[What this task involves]: Return a copy of each line that holds the string "запорожское".

[Data entries]:

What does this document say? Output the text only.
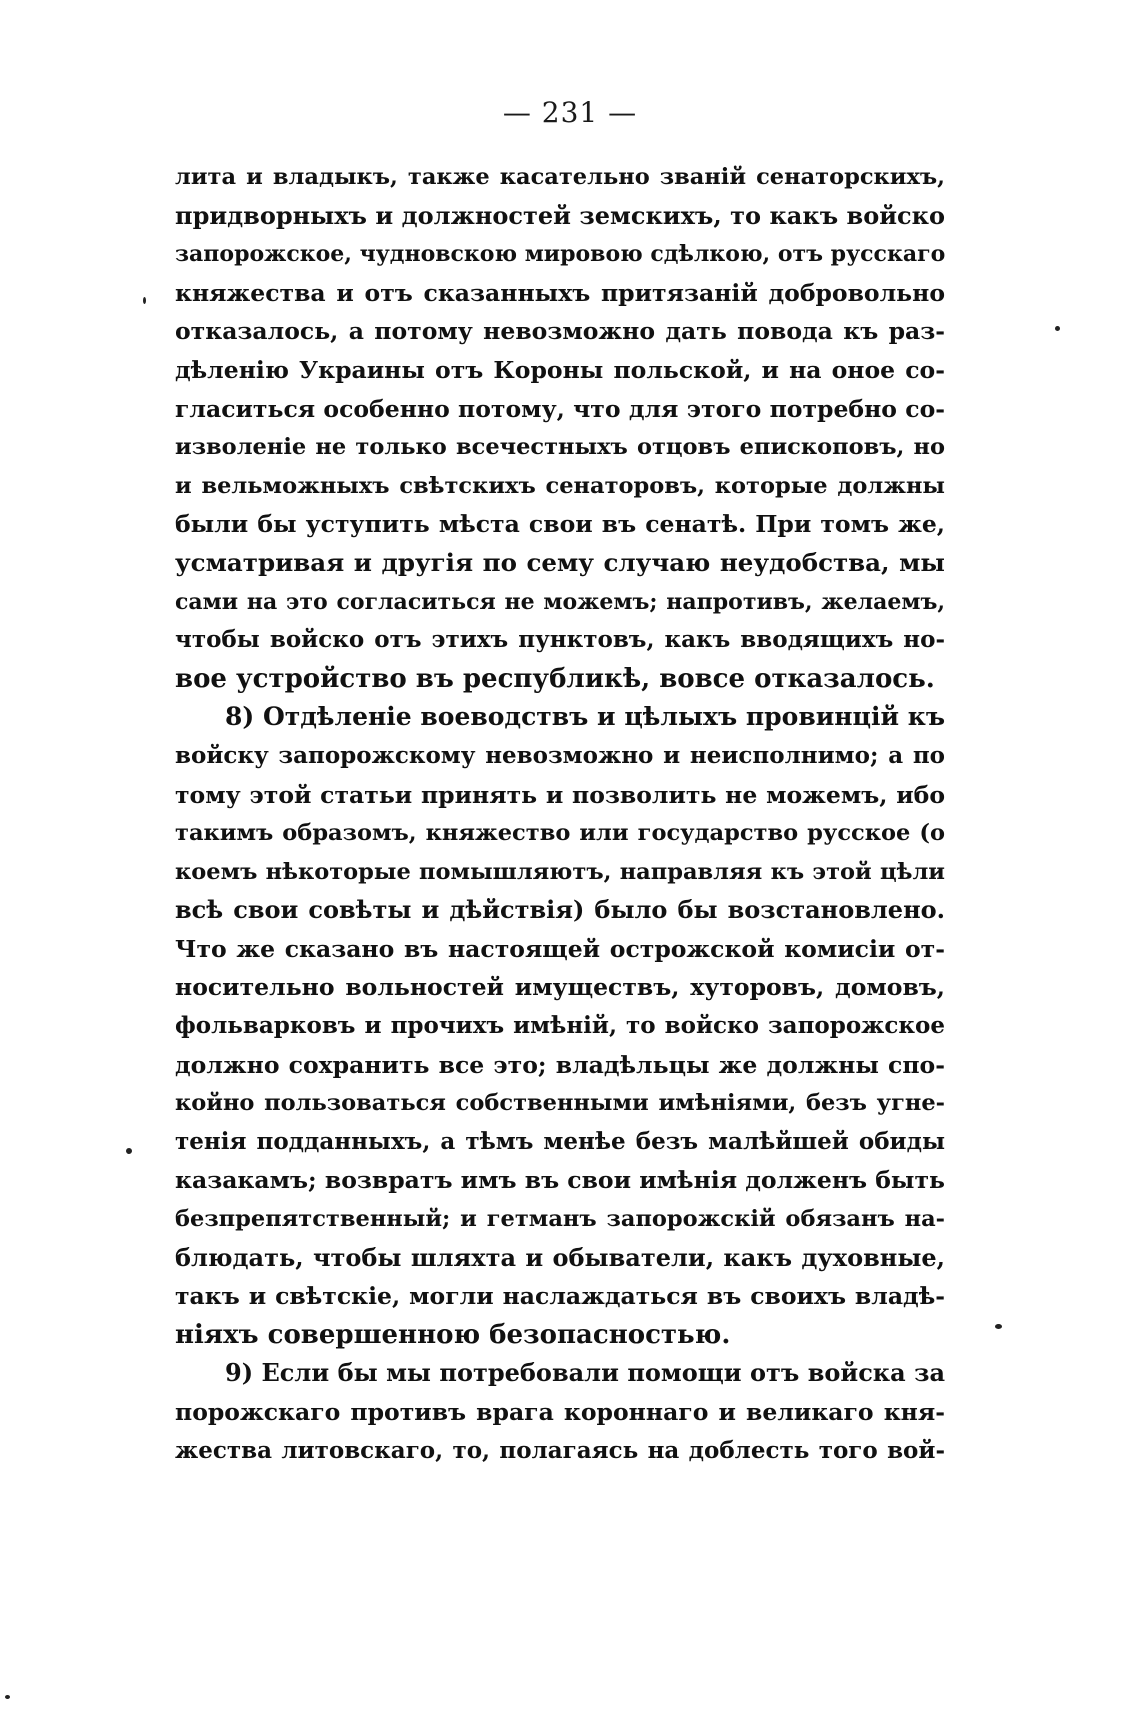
— 231 —
лита и владыкъ, также касательно званій сенаторскихъ,
придворныхъ и должностей земскихъ, то какъ войско
запорожское, чудновскою мировою сдѣлкою, отъ русскаго
княжества и отъ сказанныхъ притязаній добровольно
отказалось, а потому невозможно дать повода къ раз-
дѣленію Украины отъ Короны польской, и на оное со-
гласиться особенно потому, что для этого потребно со-
изволеніе не только всечестныхъ отцовъ епископовъ, но
и вельможныхъ свѣтскихъ сенаторовъ, которые должны
были бы уступить мѣста свои въ сенатѣ. При томъ же,
усматривая и другія по сему случаю неудобства, мы
сами на это согласиться не можемъ; напротивъ, желаемъ,
чтобы войско отъ этихъ пунктовъ, какъ вводящихъ но-
вое устройство въ республикѣ, вовсе отказалось.
8) Отдѣленіе воеводствъ и цѣлыхъ провинцій къ
войску запорожскому невозможно и неисполнимо; а по
тому этой статьи принять и позволить не можемъ, ибо
такимъ образомъ, княжество или государство русское (о
коемъ нѣкоторые помышляютъ, направляя къ этой цѣли
всѣ свои совѣты и дѣйствія) было бы возстановлено.
Что же сказано въ настоящей острожской комисіи от-
носительно вольностей имуществъ, хуторовъ, домовъ,
фольварковъ и прочихъ имѣній, то войско запорожское
должно сохранить все это; владѣльцы же должны спо-
койно пользоваться собственными имѣніями, безъ угне-
тенія подданныхъ, а тѣмъ менѣе безъ малѣйшей обиды
казакамъ; возвратъ имъ въ свои имѣнія долженъ быть
безпрепятственный; и гетманъ запорожскій обязанъ на-
блюдать, чтобы шляхта и обыватели, какъ духовные,
такъ и свѣтскіе, могли наслаждаться въ своихъ владѣ-
ніяхъ совершенною безопасностью.
9) Если бы мы потребовали помощи отъ войска за
порожскаго противъ врага короннаго и великаго кня-
жества литовскаго, то, полагаясь на доблесть того вой-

[Expected answer]:
запорожское, чудновскою мировою сдѣлкою, отъ русскаго
фольварковъ и прочихъ имѣній, то войско запорожское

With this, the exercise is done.